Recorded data
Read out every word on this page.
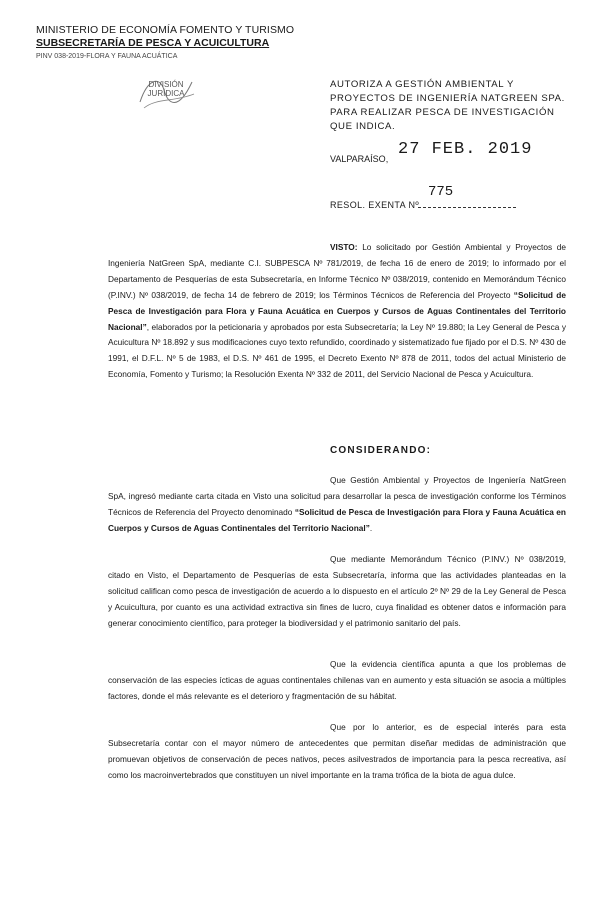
MINISTERIO DE ECONOMÍA FOMENTO Y TURISMO
SUBSECRETARÍA DE PESCA Y ACUICULTURA
PINV 038-2019-FLORA Y FAUNA ACUÁTICA
DIVISIÓN
JURÍDICA
AUTORIZA A GESTIÓN AMBIENTAL Y PROYECTOS DE INGENIERÍA NATGREEN SPA. PARA REALIZAR PESCA DE INVESTIGACIÓN QUE INDICA.
VALPARAÍSO, 27 FEB. 2019
775
RESOL. EXENTA Nº
VISTO: Lo solicitado por Gestión Ambiental y Proyectos de Ingeniería NatGreen SpA, mediante C.I. SUBPESCA Nº 781/2019, de fecha 16 de enero de 2019; lo informado por el Departamento de Pesquerías de esta Subsecretaría, en Informe Técnico Nº 038/2019, contenido en Memorándum Técnico (P.INV.) Nº 038/2019, de fecha 14 de febrero de 2019; los Términos Técnicos de Referencia del Proyecto “Solicitud de Pesca de Investigación para Flora y Fauna Acuática en Cuerpos y Cursos de Aguas Continentales del Territorio Nacional”, elaborados por la peticionaria y aprobados por esta Subsecretaría; la Ley Nº 19.880; la Ley General de Pesca y Acuicultura Nº 18.892 y sus modificaciones cuyo texto refundido, coordinado y sistematizado fue fijado por el D.S. Nº 430 de 1991, el D.F.L. Nº 5 de 1983, el D.S. Nº 461 de 1995, el Decreto Exento Nº 878 de 2011, todos del actual Ministerio de Economía, Fomento y Turismo; la Resolución Exenta Nº 332 de 2011, del Servicio Nacional de Pesca y Acuicultura.
CONSIDERANDO:
Que Gestión Ambiental y Proyectos de Ingeniería NatGreen SpA, ingresó mediante carta citada en Visto una solicitud para desarrollar la pesca de investigación conforme los Términos Técnicos de Referencia del Proyecto denominado “Solicitud de Pesca de Investigación para Flora y Fauna Acuática en Cuerpos y Cursos de Aguas Continentales del Territorio Nacional”.
Que mediante Memorándum Técnico (P.INV.) Nº 038/2019, citado en Visto, el Departamento de Pesquerías de esta Subsecretaría, informa que las actividades planteadas en la solicitud califican como pesca de investigación de acuerdo a lo dispuesto en el artículo 2º Nº 29 de la Ley General de Pesca y Acuicultura, por cuanto es una actividad extractiva sin fines de lucro, cuya finalidad es obtener datos e información para generar conocimiento científico, para proteger la biodiversidad y el patrimonio sanitario del país.
Que la evidencia científica apunta a que los problemas de conservación de las especies ícticas de aguas continentales chilenas van en aumento y esta situación se asocia a múltiples factores, donde el más relevante es el deterioro y fragmentación de su hábitat.
Que por lo anterior, es de especial interés para esta Subsecretaría contar con el mayor número de antecedentes que permitan diseñar medidas de administración que promuevan objetivos de conservación de peces nativos, peces asilvestrados de importancia para la pesca recreativa, así como los macroinvertebrados que constituyen un nivel importante en la trama trófica de la biota de agua dulce.
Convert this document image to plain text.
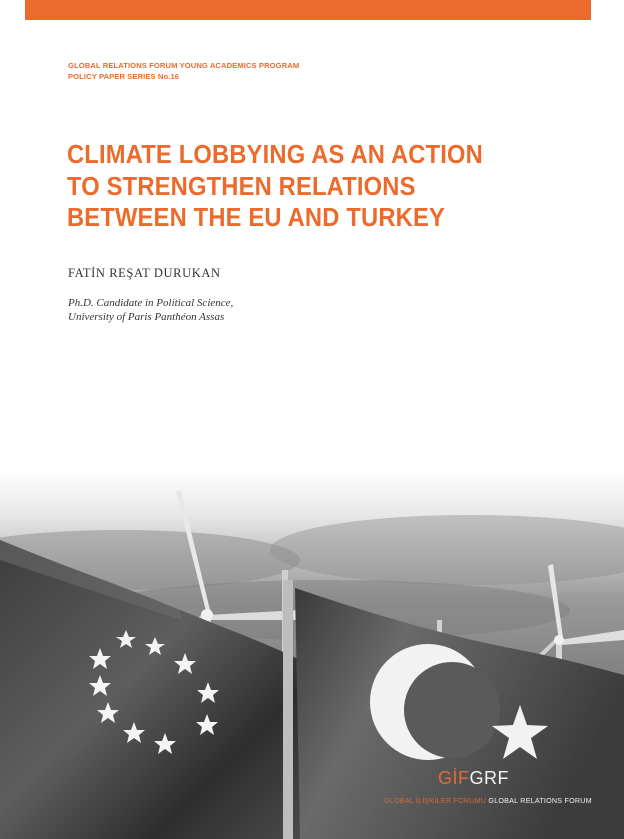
GLOBAL RELATIONS FORUM YOUNG ACADEMICS PROGRAM
POLICY PAPER SERIES No.16
CLIMATE LOBBYING AS AN ACTION
TO STRENGTHEN RELATIONS
BETWEEN THE EU AND TURKEY
FATİN REŞAT DURUKAN
Ph.D. Candidate in Political Science,
University of Paris Panthéon Assas
GİFGRF
GLOBAL İLİŞKİLER FORUMU GLOBAL RELATIONS FORUM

**Challenge**
Go through the listing above and write it all out exactly, leaving out any picture.

**Written answer**
Read out every word on this page.
MINISTERIO DE ECONOMÍA FOMENTO Y TURISMO
SUBSECRETARÍA DE PESCA Y ACUICULTURA
PINV 038-2019-FLORA Y FAUNA ACUÁTICA
DIVISIÓN
JURÍDICA
AUTORIZA A GESTIÓN AMBIENTAL Y PROYECTOS DE INGENIERÍA NATGREEN SPA. PARA REALIZAR PESCA DE INVESTIGACIÓN QUE INDICA.
VALPARAÍSO, 27 FEB. 2019
775
RESOL. EXENTA Nº
VISTO: Lo solicitado por Gestión Ambiental y Proyectos de Ingeniería NatGreen SpA, mediante C.I. SUBPESCA Nº 781/2019, de fecha 16 de enero de 2019; lo informado por el Departamento de Pesquerías de esta Subsecretaría, en Informe Técnico Nº 038/2019, contenido en Memorándum Técnico (P.INV.) Nº 038/2019, de fecha 14 de febrero de 2019; los Términos Técnicos de Referencia del Proyecto “Solicitud de Pesca de Investigación para Flora y Fauna Acuática en Cuerpos y Cursos de Aguas Continentales del Territorio Nacional”, elaborados por la peticionaria y aprobados por esta Subsecretaría; la Ley Nº 19.880; la Ley General de Pesca y Acuicultura Nº 18.892 y sus modificaciones cuyo texto refundido, coordinado y sistematizado fue fijado por el D.S. Nº 430 de 1991, el D.F.L. Nº 5 de 1983, el D.S. Nº 461 de 1995, el Decreto Exento Nº 878 de 2011, todos del actual Ministerio de Economía, Fomento y Turismo; la Resolución Exenta Nº 332 de 2011, del Servicio Nacional de Pesca y Acuicultura.
CONSIDERANDO:
Que Gestión Ambiental y Proyectos de Ingeniería NatGreen SpA, ingresó mediante carta citada en Visto una solicitud para desarrollar la pesca de investigación conforme los Términos Técnicos de Referencia del Proyecto denominado “Solicitud de Pesca de Investigación para Flora y Fauna Acuática en Cuerpos y Cursos de Aguas Continentales del Territorio Nacional”.
Que mediante Memorándum Técnico (P.INV.) Nº 038/2019, citado en Visto, el Departamento de Pesquerías de esta Subsecretaría, informa que las actividades planteadas en la solicitud califican como pesca de investigación de acuerdo a lo dispuesto en el artículo 2º Nº 29 de la Ley General de Pesca y Acuicultura, por cuanto es una actividad extractiva sin fines de lucro, cuya finalidad es obtener datos e información para generar conocimiento científico, para proteger la biodiversidad y el patrimonio sanitario del país.
Que la evidencia científica apunta a que los problemas de conservación de las especies ícticas de aguas continentales chilenas van en aumento y esta situación se asocia a múltiples factores, donde el más relevante es el deterioro y fragmentación de su hábitat.
Que por lo anterior, es de especial interés para esta Subsecretaría contar con el mayor número de antecedentes que permitan diseñar medidas de administración que promuevan objetivos de conservación de peces nativos, peces asilvestrados de importancia para la pesca recreativa, así como los macroinvertebrados que constituyen un nivel importante en la trama trófica de la biota de agua dulce.
Convert this document image to plain text.
GLOBAL RELATIONS FORUM YOUNG ACADEMICS PROGRAM
POLICY PAPER SERIES No.16
CLIMATE LOBBYING AS AN ACTION
TO STRENGTHEN RELATIONS
BETWEEN THE EU AND TURKEY
FATİN REŞAT DURUKAN
Ph.D. Candidate in Political Science,
University of Paris Panthéon Assas
GİFGRF
GLOBAL İLİŞKİLER FORUMU GLOBAL RELATIONS FORUM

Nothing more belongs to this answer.